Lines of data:
★ ★ ★ ★ ★ ★ ★
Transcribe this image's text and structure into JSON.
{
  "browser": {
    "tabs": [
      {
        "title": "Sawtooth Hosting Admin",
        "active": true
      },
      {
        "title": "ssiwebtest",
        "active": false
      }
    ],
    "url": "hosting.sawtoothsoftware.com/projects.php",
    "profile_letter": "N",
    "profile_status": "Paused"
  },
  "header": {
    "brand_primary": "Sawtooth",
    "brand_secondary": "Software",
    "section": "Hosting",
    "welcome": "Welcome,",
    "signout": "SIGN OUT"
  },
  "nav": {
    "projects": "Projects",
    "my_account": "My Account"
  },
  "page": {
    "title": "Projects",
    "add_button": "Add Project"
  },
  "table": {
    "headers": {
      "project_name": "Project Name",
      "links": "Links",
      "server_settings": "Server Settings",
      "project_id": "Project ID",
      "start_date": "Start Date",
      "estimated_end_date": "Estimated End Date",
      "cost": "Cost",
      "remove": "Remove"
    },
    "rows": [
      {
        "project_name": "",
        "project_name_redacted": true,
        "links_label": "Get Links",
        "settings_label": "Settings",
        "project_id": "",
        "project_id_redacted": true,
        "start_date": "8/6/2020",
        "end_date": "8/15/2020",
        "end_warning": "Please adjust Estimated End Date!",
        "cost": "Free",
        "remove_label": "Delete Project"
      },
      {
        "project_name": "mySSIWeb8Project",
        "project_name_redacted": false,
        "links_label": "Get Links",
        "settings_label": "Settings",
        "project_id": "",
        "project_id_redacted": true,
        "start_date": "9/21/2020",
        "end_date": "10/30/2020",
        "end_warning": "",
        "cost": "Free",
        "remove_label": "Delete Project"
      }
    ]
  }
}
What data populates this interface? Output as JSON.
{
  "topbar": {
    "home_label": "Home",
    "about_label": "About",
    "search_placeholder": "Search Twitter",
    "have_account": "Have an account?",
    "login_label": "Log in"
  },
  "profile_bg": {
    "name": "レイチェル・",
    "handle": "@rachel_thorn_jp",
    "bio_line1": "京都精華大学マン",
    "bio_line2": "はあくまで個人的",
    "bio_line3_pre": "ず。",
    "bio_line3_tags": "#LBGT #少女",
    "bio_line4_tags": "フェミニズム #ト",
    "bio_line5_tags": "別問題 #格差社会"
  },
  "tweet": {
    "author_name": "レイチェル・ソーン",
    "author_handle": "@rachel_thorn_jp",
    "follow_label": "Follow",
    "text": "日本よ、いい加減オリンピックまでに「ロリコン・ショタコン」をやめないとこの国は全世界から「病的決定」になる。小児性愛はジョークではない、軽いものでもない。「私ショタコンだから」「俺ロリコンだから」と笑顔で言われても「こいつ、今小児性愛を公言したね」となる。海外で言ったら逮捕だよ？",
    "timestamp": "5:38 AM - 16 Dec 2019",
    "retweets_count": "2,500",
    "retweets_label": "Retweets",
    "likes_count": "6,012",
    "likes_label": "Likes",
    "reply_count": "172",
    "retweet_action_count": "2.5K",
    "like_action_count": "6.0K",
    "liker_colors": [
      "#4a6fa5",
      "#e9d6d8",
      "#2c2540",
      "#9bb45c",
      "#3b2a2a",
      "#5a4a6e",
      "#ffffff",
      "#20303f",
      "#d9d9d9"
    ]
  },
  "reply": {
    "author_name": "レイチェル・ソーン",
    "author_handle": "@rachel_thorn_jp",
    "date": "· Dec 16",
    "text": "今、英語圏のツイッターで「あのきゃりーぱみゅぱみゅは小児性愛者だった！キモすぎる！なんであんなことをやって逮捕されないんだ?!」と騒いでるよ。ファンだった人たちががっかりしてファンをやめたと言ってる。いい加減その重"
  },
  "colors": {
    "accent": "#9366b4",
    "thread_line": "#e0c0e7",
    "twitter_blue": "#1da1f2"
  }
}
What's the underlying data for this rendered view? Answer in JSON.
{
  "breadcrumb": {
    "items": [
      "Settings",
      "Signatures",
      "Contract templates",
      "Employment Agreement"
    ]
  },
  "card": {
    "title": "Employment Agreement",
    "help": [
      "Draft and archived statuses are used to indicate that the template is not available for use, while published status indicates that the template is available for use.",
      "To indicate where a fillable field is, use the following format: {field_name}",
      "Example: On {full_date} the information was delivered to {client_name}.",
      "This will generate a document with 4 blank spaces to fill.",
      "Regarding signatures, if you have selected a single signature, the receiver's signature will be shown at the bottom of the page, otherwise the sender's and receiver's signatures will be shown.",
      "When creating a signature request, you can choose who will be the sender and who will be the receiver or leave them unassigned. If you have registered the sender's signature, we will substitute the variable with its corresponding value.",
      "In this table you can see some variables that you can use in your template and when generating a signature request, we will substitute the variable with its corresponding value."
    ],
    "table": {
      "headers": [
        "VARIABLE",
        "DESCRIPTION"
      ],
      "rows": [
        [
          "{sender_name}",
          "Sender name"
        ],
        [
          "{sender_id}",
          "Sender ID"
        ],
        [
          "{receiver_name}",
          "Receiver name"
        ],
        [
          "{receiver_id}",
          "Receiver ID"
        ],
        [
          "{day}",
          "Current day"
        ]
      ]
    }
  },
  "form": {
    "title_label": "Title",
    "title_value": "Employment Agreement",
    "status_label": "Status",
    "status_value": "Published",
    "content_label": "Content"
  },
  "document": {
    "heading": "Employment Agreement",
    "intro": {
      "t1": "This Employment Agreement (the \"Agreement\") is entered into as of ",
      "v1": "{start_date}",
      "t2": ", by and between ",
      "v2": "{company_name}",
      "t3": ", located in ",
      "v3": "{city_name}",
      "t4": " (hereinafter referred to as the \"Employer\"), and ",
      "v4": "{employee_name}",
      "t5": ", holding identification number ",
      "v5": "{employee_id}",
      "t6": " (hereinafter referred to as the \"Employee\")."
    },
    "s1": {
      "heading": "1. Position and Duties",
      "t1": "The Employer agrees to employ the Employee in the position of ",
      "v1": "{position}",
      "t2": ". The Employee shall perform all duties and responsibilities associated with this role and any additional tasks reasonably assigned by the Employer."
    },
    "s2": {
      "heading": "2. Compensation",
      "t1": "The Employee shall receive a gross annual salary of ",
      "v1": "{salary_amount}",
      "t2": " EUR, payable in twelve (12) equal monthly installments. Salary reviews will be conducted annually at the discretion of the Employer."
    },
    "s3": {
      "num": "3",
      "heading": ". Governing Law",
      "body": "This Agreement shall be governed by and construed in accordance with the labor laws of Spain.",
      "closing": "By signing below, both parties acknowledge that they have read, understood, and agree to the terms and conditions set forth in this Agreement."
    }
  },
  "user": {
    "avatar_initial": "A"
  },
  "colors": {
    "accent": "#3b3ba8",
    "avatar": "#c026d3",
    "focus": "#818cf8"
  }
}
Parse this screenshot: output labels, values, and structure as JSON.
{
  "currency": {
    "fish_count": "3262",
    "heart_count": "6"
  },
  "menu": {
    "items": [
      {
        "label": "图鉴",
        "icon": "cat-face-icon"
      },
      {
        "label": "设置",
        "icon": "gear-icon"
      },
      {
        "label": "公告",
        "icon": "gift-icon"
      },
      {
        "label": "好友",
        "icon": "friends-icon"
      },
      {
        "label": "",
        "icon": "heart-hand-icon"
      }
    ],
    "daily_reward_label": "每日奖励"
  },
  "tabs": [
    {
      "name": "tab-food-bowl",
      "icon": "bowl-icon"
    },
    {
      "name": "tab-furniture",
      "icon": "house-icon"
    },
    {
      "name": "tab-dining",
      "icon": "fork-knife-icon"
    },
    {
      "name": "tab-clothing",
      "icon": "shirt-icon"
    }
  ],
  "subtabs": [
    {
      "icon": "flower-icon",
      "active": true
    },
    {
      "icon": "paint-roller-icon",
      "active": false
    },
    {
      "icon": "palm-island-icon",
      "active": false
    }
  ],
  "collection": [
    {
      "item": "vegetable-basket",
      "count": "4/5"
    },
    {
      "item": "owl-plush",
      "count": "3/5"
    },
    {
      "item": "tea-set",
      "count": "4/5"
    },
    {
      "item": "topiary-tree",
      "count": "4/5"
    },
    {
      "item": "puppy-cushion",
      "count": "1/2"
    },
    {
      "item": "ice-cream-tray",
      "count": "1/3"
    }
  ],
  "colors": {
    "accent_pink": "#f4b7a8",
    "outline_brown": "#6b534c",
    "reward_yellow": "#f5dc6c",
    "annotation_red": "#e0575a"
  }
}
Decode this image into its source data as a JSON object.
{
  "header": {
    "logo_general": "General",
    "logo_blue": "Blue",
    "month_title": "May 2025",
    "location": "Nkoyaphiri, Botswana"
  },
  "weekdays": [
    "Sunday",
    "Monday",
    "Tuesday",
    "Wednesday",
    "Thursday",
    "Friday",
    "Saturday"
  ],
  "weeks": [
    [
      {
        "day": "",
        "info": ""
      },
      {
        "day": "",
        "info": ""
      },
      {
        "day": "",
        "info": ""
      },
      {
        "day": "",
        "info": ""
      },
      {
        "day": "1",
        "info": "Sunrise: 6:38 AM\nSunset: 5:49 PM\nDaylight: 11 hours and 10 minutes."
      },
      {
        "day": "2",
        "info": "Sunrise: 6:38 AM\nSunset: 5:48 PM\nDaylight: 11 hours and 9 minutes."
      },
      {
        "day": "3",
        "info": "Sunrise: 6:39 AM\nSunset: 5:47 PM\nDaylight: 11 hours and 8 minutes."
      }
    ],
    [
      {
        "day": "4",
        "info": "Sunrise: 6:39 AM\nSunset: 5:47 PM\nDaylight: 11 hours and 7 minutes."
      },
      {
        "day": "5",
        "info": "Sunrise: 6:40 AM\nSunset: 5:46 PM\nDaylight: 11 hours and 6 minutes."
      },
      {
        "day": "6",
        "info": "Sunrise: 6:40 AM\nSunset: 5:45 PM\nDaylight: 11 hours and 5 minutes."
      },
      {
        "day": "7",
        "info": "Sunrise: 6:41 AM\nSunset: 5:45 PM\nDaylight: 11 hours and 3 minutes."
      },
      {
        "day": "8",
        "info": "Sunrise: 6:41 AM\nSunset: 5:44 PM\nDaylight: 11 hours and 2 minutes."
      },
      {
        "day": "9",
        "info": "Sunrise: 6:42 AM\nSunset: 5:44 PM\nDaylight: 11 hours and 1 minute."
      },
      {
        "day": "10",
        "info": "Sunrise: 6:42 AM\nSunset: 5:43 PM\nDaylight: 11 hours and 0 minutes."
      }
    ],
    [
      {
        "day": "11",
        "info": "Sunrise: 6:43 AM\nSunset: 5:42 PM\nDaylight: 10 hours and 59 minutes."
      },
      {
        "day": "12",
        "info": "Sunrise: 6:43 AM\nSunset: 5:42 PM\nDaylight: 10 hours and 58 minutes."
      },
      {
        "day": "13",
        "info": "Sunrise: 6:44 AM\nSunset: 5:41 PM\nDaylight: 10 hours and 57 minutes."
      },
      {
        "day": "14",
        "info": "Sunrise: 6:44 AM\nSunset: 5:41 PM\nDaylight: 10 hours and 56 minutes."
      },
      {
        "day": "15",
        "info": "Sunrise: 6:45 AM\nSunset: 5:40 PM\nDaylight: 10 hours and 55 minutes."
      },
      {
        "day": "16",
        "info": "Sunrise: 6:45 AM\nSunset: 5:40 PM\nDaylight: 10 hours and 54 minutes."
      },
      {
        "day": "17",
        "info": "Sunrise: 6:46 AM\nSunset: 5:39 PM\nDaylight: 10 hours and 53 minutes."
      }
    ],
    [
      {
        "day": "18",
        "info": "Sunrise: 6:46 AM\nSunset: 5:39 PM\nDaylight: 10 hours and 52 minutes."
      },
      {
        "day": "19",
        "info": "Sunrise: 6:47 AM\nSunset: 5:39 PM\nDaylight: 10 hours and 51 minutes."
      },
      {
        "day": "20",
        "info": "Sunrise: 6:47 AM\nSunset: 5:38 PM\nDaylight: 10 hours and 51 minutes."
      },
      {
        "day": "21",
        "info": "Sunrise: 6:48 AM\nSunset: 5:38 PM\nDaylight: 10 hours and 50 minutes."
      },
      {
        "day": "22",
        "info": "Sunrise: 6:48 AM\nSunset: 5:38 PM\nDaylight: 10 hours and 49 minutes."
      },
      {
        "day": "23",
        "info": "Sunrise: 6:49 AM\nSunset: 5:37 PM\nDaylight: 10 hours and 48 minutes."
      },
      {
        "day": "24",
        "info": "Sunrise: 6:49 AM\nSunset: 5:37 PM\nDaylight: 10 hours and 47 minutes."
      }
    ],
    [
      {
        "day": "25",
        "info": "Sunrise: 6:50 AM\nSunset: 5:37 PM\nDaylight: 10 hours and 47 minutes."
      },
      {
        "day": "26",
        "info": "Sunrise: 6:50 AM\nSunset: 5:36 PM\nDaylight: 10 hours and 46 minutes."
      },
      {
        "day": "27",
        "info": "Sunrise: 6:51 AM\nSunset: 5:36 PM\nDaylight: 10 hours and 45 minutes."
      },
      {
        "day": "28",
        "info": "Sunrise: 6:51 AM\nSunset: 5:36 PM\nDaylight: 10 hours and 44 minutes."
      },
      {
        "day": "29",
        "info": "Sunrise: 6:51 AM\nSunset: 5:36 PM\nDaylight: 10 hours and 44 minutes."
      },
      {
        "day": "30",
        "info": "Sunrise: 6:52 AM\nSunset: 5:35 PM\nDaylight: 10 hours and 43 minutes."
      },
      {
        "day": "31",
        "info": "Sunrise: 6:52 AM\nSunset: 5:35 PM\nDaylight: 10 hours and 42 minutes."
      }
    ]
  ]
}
★ ★ ★ ★ ★ ★ ★
▶ STATED GOAL
Copy every line that includes the string "into" from the material above.

▶ TASK RESPONSE
Transcribe this image's text and structure into JSON.
      "t1": "This Employment Agreement (the \"Agreement\") is entered into as of ",
Decode this image into its source data as a JSON object.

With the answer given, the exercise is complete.